#### Records supplied
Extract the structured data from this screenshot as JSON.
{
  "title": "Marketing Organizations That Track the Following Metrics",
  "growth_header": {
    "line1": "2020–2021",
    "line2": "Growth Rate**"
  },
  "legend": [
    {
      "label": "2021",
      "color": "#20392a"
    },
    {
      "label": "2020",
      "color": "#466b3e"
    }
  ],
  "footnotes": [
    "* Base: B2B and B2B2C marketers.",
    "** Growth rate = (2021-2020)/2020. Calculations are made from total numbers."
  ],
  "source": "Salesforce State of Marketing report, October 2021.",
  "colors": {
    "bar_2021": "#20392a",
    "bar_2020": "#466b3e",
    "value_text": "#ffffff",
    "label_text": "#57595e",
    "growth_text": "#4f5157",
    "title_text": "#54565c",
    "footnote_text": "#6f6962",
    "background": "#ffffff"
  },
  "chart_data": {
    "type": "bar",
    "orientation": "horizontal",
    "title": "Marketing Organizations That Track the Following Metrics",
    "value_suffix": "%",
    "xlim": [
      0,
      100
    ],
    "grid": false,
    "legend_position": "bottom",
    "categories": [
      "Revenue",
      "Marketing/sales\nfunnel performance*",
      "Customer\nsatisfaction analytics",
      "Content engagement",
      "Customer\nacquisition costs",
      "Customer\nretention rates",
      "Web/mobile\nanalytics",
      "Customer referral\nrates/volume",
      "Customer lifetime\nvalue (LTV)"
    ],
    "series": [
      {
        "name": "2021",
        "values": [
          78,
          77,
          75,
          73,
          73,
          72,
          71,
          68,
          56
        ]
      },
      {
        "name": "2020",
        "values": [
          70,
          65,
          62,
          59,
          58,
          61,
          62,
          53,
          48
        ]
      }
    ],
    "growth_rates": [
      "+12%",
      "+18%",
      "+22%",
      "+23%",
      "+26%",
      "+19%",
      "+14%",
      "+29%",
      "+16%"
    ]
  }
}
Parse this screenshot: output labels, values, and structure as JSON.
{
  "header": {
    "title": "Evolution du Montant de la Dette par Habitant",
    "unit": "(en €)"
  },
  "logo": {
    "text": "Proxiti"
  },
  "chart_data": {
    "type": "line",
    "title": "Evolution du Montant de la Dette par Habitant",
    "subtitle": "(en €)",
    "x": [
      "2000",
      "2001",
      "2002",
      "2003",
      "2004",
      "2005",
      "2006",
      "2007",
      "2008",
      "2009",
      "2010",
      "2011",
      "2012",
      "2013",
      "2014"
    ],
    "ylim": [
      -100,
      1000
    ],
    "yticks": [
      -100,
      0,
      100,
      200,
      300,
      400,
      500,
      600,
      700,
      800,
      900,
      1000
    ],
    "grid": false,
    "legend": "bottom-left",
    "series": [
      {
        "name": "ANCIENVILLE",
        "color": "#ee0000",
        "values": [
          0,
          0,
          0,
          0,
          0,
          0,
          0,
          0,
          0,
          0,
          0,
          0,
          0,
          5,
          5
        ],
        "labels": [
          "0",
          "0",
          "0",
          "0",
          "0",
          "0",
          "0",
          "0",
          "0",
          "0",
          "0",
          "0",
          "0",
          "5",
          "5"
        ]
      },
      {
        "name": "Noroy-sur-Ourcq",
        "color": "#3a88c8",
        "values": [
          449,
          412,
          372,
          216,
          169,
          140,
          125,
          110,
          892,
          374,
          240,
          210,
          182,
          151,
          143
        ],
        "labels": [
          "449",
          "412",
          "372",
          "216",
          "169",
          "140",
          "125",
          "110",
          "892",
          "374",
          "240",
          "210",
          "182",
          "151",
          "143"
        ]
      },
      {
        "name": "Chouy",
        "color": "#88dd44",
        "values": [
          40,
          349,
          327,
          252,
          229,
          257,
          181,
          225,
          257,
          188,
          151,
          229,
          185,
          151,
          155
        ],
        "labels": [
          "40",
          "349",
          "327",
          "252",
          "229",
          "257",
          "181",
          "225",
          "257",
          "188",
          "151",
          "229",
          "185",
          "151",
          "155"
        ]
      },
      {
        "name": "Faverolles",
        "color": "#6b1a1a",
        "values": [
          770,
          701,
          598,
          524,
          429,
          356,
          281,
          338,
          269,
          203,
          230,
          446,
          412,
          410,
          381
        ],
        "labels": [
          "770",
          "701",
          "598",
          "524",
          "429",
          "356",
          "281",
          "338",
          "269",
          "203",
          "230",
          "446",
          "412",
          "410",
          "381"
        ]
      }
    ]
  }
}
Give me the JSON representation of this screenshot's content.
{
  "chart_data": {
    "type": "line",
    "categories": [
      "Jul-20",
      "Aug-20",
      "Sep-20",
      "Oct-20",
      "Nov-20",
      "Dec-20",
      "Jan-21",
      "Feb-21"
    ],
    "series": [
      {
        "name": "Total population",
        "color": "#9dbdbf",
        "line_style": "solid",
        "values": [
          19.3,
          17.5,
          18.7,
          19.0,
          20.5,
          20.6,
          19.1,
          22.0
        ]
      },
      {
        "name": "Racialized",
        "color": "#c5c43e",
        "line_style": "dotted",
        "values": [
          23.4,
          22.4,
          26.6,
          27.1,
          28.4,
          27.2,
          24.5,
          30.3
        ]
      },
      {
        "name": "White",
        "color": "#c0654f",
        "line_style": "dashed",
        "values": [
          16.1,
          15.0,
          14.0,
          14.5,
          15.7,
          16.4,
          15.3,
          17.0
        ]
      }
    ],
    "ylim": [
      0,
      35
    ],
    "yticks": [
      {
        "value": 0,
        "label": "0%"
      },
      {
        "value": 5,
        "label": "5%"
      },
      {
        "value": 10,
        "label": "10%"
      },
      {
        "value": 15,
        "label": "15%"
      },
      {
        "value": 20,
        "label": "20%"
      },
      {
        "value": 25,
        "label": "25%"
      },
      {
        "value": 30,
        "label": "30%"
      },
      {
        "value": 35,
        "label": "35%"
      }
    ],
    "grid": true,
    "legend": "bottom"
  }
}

#### Direction
Say how many lines in the records above hold "Marketing", and give no other text.

#### Exercise result
4